Extracted data Start Marker

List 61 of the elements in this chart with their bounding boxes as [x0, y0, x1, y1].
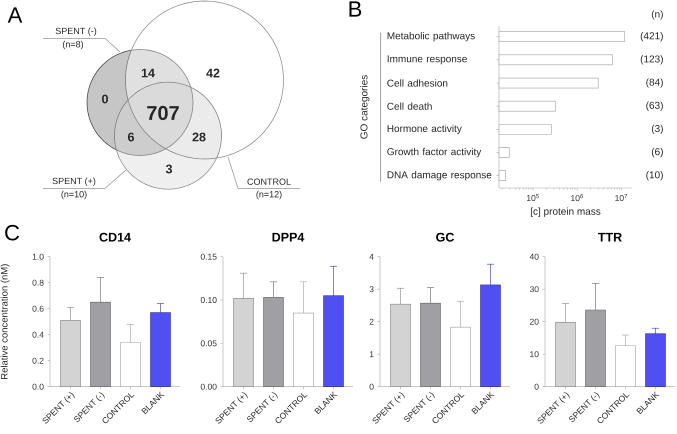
y-tick-label: Hormone activity: [388, 124, 462, 134]
y-tick-label: Growth factor activity: [387, 148, 482, 158]
chart-title: GC: [436, 232, 454, 242]
y-tick-label: 0: [370, 384, 374, 390]
text: (63): [646, 102, 663, 111]
chart-title: CD14: [100, 232, 131, 242]
text: 707: [147, 106, 179, 120]
text: 6: [128, 132, 134, 142]
text: (n=12): [256, 190, 282, 200]
y-tick-label: 0.6: [32, 306, 44, 312]
x-tick-label: 10$^{5}$: [526, 194, 539, 202]
text: 28: [192, 132, 206, 142]
text: C: [5, 224, 20, 240]
y-tick-label: 0.2: [32, 358, 44, 364]
y-axis-title: GO categories: [360, 75, 370, 139]
y-tick-label: 3: [370, 286, 374, 292]
text: 0: [102, 94, 108, 104]
y-tick-label: 0.15: [200, 254, 217, 260]
y-tick-label: 0.10: [200, 297, 217, 304]
y-tick-label: 0.00: [200, 384, 217, 390]
text: SPENT (-): [56, 28, 96, 36]
y-tick-label: 20: [530, 318, 539, 325]
y-tick-label: 30: [530, 286, 539, 292]
text: (n=8): [62, 40, 84, 50]
text: SPENT (+): [52, 178, 96, 186]
y-tick-label: 10: [530, 351, 539, 358]
text: A: [8, 7, 22, 23]
y-tick-label: 1: [370, 351, 374, 358]
text: (84): [646, 78, 663, 88]
x-axis-title: [c] protein mass: [530, 208, 600, 217]
chart-title: TTR: [598, 232, 622, 242]
y-tick-label: 40: [530, 254, 539, 260]
chart-title: DPP4: [272, 232, 304, 242]
text: (3): [652, 124, 663, 134]
text: 14: [142, 68, 155, 78]
y-tick-label: Metabolic pathways: [388, 32, 475, 42]
y-tick-label: 0.05: [200, 340, 217, 346]
y-tick-label: 1.0: [32, 254, 44, 260]
chart-title: B: [349, 1, 362, 17]
y-tick-label: 0: [534, 384, 539, 390]
text: CONTROL: [247, 178, 291, 185]
text: (n): [652, 10, 663, 20]
x-tick-label: 10$^{7}$: [615, 194, 628, 202]
text: (6): [652, 148, 663, 158]
y-axis-title: Relative concentration (nM): [0, 264, 10, 379]
y-tick-label: 0.0: [32, 384, 44, 390]
y-tick-label: 4: [369, 254, 374, 260]
y-tick-label: 2: [370, 318, 374, 325]
text: (10): [646, 171, 663, 180]
text: 3: [166, 164, 172, 174]
y-tick-label: DNA damage response: [388, 171, 492, 180]
text: (421): [640, 32, 663, 42]
y-tick-label: 0.8: [32, 280, 44, 286]
y-tick-label: Cell death: [387, 102, 432, 110]
y-tick-label: Cell adhesion: [387, 79, 448, 87]
y-tick-label: Immune response: [388, 55, 467, 64]
text: (123): [640, 55, 663, 64]
text: (n=10): [61, 190, 87, 200]
x-tick-label: 10$^{6}$: [571, 194, 583, 202]
text: 42: [206, 68, 220, 78]
y-tick-label: 0.4: [32, 332, 44, 338]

Extracted data End Marker

What to produce
Leave out the pictures and repeat the remaining data exactly.

Solution for this problem
List 61 of the elements in this chart with their bounding boxes as [x0, y0, x1, y1].
y-tick-label: Hormone activity: [388, 124, 462, 134]
y-tick-label: Growth factor activity: [387, 148, 482, 158]
chart-title: GC: [436, 232, 454, 242]
y-tick-label: 0: [370, 384, 374, 390]
text: (63): [646, 102, 663, 111]
chart-title: CD14: [100, 232, 131, 242]
text: 707: [147, 106, 179, 120]
text: 6: [128, 132, 134, 142]
text: (n=12): [256, 190, 282, 200]
y-tick-label: 0.6: [32, 306, 44, 312]
x-tick-label: 10$^{5}$: [526, 194, 539, 202]
text: 28: [192, 132, 206, 142]
text: C: [5, 224, 20, 240]
y-tick-label: 0.2: [32, 358, 44, 364]
y-axis-title: GO categories: [360, 75, 370, 139]
y-tick-label: 3: [370, 286, 374, 292]
text: 0: [102, 94, 108, 104]
y-tick-label: 0.15: [200, 254, 217, 260]
y-tick-label: 0.10: [200, 297, 217, 304]
y-tick-label: 0.00: [200, 384, 217, 390]
text: SPENT (-): [56, 28, 96, 36]
y-tick-label: 20: [530, 318, 539, 325]
y-tick-label: 30: [530, 286, 539, 292]
text: (n=8): [62, 40, 84, 50]
text: SPENT (+): [52, 178, 96, 186]
y-tick-label: 10: [530, 351, 539, 358]
text: A: [8, 7, 22, 23]
y-tick-label: 1: [370, 351, 374, 358]
text: (84): [646, 78, 663, 88]
x-axis-title: [c] protein mass: [530, 208, 600, 217]
chart-title: TTR: [598, 232, 622, 242]
y-tick-label: 40: [530, 254, 539, 260]
chart-title: DPP4: [272, 232, 304, 242]
text: (3): [652, 124, 663, 134]
text: 14: [142, 68, 155, 78]
y-tick-label: Metabolic pathways: [388, 32, 475, 42]
y-tick-label: 0.05: [200, 340, 217, 346]
y-tick-label: 1.0: [32, 254, 44, 260]
chart-title: B: [349, 1, 362, 17]
y-tick-label: 0: [534, 384, 539, 390]
text: CONTROL: [247, 178, 291, 185]
text: (n): [652, 10, 663, 20]
x-tick-label: 10$^{7}$: [615, 194, 628, 202]
text: (6): [652, 148, 663, 158]
y-axis-title: Relative concentration (nM): [0, 264, 10, 379]
y-tick-label: 0.0: [32, 384, 44, 390]
y-tick-label: 4: [369, 254, 374, 260]
y-tick-label: 2: [370, 318, 374, 325]
text: (10): [646, 171, 663, 180]
text: 3: [166, 164, 172, 174]
y-tick-label: DNA damage response: [388, 171, 492, 180]
text: (421): [640, 32, 663, 42]
y-tick-label: 0.8: [32, 280, 44, 286]
y-tick-label: Cell death: [387, 102, 432, 110]
y-tick-label: Cell adhesion: [387, 79, 448, 87]
y-tick-label: Immune response: [388, 55, 467, 64]
text: (123): [640, 55, 663, 64]
text: (n=10): [61, 190, 87, 200]
x-tick-label: 10$^{6}$: [571, 194, 583, 202]
text: 42: [206, 68, 220, 78]
y-tick-label: 0.4: [32, 332, 44, 338]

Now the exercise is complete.